### Exercise
Find all the lines with "content" and gather them.

### Data to process
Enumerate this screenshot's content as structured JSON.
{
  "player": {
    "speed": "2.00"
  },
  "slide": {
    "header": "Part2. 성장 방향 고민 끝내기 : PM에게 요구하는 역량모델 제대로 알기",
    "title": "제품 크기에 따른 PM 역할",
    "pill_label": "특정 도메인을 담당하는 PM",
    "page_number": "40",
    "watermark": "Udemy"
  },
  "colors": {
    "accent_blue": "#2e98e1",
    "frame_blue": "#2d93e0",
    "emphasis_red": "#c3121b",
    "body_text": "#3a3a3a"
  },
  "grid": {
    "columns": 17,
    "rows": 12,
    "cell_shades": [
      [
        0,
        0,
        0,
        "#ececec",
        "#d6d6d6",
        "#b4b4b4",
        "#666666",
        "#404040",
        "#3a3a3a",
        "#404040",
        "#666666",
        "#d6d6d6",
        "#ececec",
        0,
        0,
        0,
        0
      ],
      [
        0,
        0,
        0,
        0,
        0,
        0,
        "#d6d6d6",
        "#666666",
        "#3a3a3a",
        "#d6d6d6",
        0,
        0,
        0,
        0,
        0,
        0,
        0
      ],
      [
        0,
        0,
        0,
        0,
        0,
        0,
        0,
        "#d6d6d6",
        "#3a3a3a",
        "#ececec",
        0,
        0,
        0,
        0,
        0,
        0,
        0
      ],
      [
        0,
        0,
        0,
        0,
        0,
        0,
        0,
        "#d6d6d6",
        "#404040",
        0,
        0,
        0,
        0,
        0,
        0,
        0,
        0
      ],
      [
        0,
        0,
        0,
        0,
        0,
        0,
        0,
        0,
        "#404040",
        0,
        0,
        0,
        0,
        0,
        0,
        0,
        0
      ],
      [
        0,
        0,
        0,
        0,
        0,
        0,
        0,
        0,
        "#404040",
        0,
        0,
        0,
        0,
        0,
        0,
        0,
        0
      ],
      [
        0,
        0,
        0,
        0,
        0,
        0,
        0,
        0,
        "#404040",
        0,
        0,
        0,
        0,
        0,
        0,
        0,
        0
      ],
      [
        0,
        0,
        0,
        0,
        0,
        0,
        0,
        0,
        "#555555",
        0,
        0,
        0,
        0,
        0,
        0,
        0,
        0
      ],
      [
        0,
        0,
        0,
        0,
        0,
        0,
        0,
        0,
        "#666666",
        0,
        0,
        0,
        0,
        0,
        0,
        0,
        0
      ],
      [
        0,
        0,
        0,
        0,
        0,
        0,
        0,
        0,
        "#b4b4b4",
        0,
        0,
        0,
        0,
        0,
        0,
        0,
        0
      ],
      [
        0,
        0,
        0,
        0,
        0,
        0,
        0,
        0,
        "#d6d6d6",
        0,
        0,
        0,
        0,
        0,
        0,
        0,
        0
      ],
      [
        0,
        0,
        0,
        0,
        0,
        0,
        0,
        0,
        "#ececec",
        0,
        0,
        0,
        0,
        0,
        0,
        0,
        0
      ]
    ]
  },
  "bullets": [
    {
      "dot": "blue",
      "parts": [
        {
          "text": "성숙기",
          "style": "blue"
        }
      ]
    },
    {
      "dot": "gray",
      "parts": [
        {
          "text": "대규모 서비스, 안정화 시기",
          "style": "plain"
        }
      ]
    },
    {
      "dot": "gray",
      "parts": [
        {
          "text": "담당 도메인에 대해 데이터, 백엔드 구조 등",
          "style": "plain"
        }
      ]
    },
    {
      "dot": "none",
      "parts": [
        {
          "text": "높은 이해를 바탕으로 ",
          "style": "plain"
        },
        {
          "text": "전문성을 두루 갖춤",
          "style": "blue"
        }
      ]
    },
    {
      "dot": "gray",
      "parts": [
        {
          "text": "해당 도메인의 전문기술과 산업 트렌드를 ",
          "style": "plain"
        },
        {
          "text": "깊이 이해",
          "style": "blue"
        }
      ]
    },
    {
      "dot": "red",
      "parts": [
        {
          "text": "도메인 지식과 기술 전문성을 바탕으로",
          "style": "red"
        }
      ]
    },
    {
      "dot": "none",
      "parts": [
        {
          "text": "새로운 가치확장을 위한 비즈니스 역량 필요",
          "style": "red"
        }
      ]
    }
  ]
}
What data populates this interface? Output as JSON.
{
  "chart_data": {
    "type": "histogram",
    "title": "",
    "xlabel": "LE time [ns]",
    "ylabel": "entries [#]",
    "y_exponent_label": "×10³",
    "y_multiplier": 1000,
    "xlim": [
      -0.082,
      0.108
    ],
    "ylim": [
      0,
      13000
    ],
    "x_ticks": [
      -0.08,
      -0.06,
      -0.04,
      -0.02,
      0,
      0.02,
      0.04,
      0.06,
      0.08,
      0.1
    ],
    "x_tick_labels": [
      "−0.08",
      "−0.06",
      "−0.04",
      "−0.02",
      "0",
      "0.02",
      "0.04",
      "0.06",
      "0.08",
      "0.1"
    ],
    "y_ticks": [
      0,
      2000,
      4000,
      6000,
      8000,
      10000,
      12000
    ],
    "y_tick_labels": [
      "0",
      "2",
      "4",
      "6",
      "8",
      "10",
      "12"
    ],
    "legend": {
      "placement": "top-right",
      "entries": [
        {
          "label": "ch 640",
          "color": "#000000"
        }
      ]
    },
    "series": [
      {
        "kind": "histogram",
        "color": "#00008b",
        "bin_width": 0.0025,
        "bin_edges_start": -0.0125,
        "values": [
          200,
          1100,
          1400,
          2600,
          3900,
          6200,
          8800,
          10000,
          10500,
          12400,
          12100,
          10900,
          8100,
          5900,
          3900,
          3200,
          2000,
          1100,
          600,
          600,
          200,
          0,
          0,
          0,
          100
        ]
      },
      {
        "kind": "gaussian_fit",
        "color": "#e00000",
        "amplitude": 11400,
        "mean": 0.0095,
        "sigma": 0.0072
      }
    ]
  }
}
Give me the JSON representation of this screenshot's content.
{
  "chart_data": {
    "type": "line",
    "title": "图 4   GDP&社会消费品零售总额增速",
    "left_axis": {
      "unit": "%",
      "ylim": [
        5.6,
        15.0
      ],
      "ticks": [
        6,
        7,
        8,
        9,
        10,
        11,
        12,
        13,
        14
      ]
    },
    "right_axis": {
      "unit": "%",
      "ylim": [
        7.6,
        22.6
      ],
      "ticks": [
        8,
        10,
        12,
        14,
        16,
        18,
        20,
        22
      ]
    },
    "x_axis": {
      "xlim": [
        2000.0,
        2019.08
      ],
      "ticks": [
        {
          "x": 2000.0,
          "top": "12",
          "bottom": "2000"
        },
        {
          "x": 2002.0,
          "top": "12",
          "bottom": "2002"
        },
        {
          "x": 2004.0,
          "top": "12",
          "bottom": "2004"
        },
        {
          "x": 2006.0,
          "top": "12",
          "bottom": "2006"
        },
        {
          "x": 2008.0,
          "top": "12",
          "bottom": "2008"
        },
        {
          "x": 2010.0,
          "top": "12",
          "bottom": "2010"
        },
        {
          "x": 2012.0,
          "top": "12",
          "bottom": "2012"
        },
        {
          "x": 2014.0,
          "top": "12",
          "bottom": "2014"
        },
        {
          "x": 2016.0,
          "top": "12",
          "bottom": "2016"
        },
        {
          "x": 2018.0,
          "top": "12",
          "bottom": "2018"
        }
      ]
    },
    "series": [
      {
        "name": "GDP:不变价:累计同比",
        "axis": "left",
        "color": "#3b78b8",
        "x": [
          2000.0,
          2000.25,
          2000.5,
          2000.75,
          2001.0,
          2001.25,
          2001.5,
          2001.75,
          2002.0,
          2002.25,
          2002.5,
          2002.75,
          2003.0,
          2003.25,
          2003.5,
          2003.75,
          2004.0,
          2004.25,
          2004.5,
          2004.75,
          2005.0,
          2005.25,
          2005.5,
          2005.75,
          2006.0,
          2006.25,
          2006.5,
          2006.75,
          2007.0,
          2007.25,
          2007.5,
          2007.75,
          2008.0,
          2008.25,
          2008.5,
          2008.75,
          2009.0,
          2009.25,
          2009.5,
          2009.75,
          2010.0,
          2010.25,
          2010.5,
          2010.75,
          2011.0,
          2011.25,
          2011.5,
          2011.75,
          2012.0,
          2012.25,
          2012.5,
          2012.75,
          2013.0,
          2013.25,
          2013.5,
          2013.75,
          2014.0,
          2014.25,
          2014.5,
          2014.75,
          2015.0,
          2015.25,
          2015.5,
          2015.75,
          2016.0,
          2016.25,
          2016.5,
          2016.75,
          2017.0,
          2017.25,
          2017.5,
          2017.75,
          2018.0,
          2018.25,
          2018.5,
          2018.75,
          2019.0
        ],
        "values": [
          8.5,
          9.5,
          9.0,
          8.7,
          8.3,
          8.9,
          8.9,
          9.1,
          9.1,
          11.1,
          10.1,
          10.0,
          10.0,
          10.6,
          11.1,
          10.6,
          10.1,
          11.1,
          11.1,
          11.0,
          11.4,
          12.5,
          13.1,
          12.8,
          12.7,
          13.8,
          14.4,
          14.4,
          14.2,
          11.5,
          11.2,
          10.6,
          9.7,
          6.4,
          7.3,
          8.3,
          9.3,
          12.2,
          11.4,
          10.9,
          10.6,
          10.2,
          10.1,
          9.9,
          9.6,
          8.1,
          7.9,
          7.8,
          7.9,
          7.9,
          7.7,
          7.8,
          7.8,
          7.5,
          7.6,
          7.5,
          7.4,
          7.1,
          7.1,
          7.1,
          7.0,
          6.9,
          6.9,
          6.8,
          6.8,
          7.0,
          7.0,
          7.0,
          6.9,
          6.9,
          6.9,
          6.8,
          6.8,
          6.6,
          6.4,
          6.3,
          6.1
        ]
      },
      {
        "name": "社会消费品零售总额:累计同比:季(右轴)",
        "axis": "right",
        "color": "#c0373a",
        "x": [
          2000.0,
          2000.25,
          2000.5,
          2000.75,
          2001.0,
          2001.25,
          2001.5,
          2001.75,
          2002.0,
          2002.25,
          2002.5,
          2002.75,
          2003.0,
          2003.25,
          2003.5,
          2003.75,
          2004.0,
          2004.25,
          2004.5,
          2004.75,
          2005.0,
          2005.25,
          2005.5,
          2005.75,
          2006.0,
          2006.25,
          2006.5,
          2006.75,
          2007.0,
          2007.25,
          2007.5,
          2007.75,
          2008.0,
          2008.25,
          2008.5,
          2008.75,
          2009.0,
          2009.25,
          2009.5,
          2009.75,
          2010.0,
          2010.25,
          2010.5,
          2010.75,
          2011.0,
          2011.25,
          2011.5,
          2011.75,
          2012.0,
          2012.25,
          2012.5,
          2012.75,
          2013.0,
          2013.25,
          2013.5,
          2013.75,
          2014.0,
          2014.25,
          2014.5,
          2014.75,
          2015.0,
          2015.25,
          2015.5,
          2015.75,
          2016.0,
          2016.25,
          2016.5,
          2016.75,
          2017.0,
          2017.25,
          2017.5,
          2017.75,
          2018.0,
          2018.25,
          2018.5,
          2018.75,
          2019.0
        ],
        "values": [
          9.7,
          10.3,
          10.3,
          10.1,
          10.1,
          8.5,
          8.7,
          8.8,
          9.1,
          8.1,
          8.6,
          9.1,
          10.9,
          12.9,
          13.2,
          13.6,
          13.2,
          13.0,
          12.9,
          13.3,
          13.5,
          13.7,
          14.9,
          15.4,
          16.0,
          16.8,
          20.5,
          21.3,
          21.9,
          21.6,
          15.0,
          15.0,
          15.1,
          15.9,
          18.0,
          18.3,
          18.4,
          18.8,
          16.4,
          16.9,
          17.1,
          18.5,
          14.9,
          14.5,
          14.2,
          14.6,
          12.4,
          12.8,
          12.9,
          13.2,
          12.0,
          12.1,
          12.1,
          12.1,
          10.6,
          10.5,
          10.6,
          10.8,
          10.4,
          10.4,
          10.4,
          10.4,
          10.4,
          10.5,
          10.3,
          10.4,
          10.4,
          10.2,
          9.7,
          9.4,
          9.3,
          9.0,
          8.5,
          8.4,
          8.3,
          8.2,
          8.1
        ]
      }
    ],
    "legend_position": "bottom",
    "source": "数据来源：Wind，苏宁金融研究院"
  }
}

### Expected answer
Enumerate this screenshot's content as structured JSON.
Give me the JSON representation of this screenshot's content.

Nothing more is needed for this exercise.